• AIM: Go through the records underneath and count the lines that include the string "réputée". Give nothing but the number.

• DATA FOR THE TASK:

+++++

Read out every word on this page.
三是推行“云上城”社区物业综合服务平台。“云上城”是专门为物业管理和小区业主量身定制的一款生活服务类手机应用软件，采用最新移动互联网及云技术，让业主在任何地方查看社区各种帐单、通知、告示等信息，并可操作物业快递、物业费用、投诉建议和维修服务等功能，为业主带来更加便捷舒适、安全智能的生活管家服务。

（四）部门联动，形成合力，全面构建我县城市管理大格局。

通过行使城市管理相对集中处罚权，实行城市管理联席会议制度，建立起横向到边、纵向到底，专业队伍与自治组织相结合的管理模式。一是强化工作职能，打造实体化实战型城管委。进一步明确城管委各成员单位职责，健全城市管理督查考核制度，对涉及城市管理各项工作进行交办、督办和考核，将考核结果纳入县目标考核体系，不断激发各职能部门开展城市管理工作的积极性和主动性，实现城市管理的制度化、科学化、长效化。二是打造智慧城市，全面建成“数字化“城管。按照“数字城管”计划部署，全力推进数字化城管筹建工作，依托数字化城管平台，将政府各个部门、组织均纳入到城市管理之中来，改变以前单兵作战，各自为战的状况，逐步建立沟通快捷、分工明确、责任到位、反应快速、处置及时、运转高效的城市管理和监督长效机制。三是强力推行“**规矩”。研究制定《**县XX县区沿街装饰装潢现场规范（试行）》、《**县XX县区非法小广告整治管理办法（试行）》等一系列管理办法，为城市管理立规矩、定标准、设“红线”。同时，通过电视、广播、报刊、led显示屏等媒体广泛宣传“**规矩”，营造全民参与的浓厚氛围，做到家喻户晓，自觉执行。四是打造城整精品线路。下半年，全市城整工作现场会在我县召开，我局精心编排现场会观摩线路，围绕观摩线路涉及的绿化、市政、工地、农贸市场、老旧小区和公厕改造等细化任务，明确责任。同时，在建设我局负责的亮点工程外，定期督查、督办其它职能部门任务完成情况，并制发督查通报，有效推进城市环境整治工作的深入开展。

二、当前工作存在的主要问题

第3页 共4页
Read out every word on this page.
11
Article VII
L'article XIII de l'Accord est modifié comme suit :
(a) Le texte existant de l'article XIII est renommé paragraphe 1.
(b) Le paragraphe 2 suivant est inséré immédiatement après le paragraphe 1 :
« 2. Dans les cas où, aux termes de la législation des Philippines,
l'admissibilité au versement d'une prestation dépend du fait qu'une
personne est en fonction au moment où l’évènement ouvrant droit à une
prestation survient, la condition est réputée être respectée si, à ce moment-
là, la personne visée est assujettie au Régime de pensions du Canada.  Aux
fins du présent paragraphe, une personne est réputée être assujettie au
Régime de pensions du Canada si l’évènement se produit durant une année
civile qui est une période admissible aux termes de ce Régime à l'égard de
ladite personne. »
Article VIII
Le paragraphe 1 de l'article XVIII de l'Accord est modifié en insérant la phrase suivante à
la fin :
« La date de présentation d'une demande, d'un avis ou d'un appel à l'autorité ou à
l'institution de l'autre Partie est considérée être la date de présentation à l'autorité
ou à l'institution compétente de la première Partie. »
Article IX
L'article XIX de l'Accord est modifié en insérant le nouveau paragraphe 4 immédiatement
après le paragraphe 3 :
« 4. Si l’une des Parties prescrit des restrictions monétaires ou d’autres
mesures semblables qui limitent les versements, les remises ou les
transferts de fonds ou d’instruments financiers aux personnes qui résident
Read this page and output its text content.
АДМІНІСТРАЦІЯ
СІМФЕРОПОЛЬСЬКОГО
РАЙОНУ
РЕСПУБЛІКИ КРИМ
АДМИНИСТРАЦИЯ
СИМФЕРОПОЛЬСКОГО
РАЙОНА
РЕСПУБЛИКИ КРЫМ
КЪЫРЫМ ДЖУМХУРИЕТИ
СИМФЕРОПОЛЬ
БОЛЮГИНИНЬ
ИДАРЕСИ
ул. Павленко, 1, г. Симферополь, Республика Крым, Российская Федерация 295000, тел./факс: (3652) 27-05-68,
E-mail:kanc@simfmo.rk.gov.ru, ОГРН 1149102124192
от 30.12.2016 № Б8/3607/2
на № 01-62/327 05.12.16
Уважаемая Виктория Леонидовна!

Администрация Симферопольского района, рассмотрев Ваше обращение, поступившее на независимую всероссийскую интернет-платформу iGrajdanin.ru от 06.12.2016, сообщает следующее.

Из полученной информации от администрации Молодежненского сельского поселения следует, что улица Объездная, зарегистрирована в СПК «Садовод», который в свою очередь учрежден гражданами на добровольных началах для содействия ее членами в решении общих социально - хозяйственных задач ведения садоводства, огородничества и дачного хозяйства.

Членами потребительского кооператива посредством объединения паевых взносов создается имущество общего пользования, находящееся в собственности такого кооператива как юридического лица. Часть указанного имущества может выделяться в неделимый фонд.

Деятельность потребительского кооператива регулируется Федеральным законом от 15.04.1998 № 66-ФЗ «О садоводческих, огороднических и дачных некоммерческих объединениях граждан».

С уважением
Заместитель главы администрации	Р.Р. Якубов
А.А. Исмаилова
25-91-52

+++++

• RESPONSE: 2